-- START OF INPUT RECORDS --
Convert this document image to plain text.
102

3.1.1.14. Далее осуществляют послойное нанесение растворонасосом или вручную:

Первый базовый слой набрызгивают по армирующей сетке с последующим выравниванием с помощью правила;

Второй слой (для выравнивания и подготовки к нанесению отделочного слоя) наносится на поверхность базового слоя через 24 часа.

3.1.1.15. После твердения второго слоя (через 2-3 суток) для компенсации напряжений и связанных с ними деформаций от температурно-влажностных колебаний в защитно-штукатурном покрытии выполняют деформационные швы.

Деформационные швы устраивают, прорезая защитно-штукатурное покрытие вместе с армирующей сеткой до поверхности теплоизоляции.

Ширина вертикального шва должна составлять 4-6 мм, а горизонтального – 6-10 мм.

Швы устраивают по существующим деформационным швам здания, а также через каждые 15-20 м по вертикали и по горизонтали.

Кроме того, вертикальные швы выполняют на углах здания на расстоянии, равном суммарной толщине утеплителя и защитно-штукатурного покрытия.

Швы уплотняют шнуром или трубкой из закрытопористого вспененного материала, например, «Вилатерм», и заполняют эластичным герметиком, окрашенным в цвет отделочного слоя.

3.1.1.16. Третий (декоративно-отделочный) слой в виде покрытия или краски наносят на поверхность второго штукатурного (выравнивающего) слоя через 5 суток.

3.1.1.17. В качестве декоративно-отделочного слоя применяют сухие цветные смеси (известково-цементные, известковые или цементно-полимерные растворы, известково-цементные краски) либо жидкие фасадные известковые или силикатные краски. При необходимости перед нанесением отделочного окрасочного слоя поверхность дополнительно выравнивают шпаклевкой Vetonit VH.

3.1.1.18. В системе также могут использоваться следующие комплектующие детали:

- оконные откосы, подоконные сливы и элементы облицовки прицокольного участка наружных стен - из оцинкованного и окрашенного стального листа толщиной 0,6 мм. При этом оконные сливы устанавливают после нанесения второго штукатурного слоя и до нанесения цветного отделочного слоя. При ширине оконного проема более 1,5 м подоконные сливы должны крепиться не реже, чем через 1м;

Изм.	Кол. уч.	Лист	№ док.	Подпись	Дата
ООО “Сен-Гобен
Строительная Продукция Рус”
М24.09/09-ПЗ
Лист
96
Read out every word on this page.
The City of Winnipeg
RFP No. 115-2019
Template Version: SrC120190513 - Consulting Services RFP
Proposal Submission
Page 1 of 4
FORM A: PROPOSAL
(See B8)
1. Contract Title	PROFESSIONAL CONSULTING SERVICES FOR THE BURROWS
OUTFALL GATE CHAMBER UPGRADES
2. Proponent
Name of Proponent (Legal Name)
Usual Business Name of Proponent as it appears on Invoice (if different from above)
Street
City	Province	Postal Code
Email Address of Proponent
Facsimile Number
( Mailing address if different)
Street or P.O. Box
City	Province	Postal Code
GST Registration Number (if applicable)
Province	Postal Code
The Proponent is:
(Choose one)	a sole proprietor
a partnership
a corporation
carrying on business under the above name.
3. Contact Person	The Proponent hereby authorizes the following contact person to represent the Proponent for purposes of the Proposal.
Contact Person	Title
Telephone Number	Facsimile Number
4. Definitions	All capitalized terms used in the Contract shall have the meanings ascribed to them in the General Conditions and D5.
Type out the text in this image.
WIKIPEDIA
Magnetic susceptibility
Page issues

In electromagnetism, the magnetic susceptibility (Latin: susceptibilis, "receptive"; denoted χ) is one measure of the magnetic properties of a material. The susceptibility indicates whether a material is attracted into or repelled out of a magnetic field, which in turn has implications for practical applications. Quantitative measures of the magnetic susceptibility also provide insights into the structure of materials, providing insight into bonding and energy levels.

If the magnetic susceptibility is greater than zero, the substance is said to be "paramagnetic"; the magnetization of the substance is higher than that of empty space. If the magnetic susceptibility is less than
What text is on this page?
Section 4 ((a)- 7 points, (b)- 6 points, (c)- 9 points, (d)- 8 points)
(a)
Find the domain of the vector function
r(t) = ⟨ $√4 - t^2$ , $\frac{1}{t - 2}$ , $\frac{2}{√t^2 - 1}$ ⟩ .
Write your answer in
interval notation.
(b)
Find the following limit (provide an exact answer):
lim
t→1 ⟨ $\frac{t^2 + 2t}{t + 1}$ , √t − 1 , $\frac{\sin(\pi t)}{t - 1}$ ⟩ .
-- END OF INPUT RECORDS --
WORK TO BE COMPLETED:
Extract all of the data shown above and repeat it verbatim.

TASK RESPONSE:
Convert this document image to plain text.
102

3.1.1.14. Далее осуществляют послойное нанесение растворонасосом или вручную:

Первый базовый слой набрызгивают по армирующей сетке с последующим выравниванием с помощью правила;

Второй слой (для выравнивания и подготовки к нанесению отделочного слоя) наносится на поверхность базового слоя через 24 часа.

3.1.1.15. После твердения второго слоя (через 2-3 суток) для компенсации напряжений и связанных с ними деформаций от температурно-влажностных колебаний в защитно-штукатурном покрытии выполняют деформационные швы.

Деформационные швы устраивают, прорезая защитно-штукатурное покрытие вместе с армирующей сеткой до поверхности теплоизоляции.

Ширина вертикального шва должна составлять 4-6 мм, а горизонтального – 6-10 мм.

Швы устраивают по существующим деформационным швам здания, а также через каждые 15-20 м по вертикали и по горизонтали.

Кроме того, вертикальные швы выполняют на углах здания на расстоянии, равном суммарной толщине утеплителя и защитно-штукатурного покрытия.

Швы уплотняют шнуром или трубкой из закрытопористого вспененного материала, например, «Вилатерм», и заполняют эластичным герметиком, окрашенным в цвет отделочного слоя.

3.1.1.16. Третий (декоративно-отделочный) слой в виде покрытия или краски наносят на поверхность второго штукатурного (выравнивающего) слоя через 5 суток.

3.1.1.17. В качестве декоративно-отделочного слоя применяют сухие цветные смеси (известково-цементные, известковые или цементно-полимерные растворы, известково-цементные краски) либо жидкие фасадные известковые или силикатные краски. При необходимости перед нанесением отделочного окрасочного слоя поверхность дополнительно выравнивают шпаклевкой Vetonit VH.

3.1.1.18. В системе также могут использоваться следующие комплектующие детали:

- оконные откосы, подоконные сливы и элементы облицовки прицокольного участка наружных стен - из оцинкованного и окрашенного стального листа толщиной 0,6 мм. При этом оконные сливы устанавливают после нанесения второго штукатурного слоя и до нанесения цветного отделочного слоя. При ширине оконного проема более 1,5 м подоконные сливы должны крепиться не реже, чем через 1м;

Изм.	Кол. уч.	Лист	№ док.	Подпись	Дата
ООО “Сен-Гобен
Строительная Продукция Рус”
М24.09/09-ПЗ
Лист
96
Read out every word on this page.
The City of Winnipeg
RFP No. 115-2019
Template Version: SrC120190513 - Consulting Services RFP
Proposal Submission
Page 1 of 4
FORM A: PROPOSAL
(See B8)
1. Contract Title	PROFESSIONAL CONSULTING SERVICES FOR THE BURROWS
OUTFALL GATE CHAMBER UPGRADES
2. Proponent
Name of Proponent (Legal Name)
Usual Business Name of Proponent as it appears on Invoice (if different from above)
Street
City	Province	Postal Code
Email Address of Proponent
Facsimile Number
( Mailing address if different)
Street or P.O. Box
City	Province	Postal Code
GST Registration Number (if applicable)
Province	Postal Code
The Proponent is:
(Choose one)	a sole proprietor
a partnership
a corporation
carrying on business under the above name.
3. Contact Person	The Proponent hereby authorizes the following contact person to represent the Proponent for purposes of the Proposal.
Contact Person	Title
Telephone Number	Facsimile Number
4. Definitions	All capitalized terms used in the Contract shall have the meanings ascribed to them in the General Conditions and D5.
Type out the text in this image.
WIKIPEDIA
Magnetic susceptibility
Page issues

In electromagnetism, the magnetic susceptibility (Latin: susceptibilis, "receptive"; denoted χ) is one measure of the magnetic properties of a material. The susceptibility indicates whether a material is attracted into or repelled out of a magnetic field, which in turn has implications for practical applications. Quantitative measures of the magnetic susceptibility also provide insights into the structure of materials, providing insight into bonding and energy levels.

If the magnetic susceptibility is greater than zero, the substance is said to be "paramagnetic"; the magnetization of the substance is higher than that of empty space. If the magnetic susceptibility is less than
What text is on this page?
Section 4 ((a)- 7 points, (b)- 6 points, (c)- 9 points, (d)- 8 points)
(a)
Find the domain of the vector function
r(t) = ⟨ $√4 - t^2$ , $\frac{1}{t - 2}$ , $\frac{2}{√t^2 - 1}$ ⟩ .
Write your answer in
interval notation.
(b)
Find the following limit (provide an exact answer):
lim
t→1 ⟨ $\frac{t^2 + 2t}{t + 1}$ , √t − 1 , $\frac{\sin(\pi t)}{t - 1}$ ⟩ .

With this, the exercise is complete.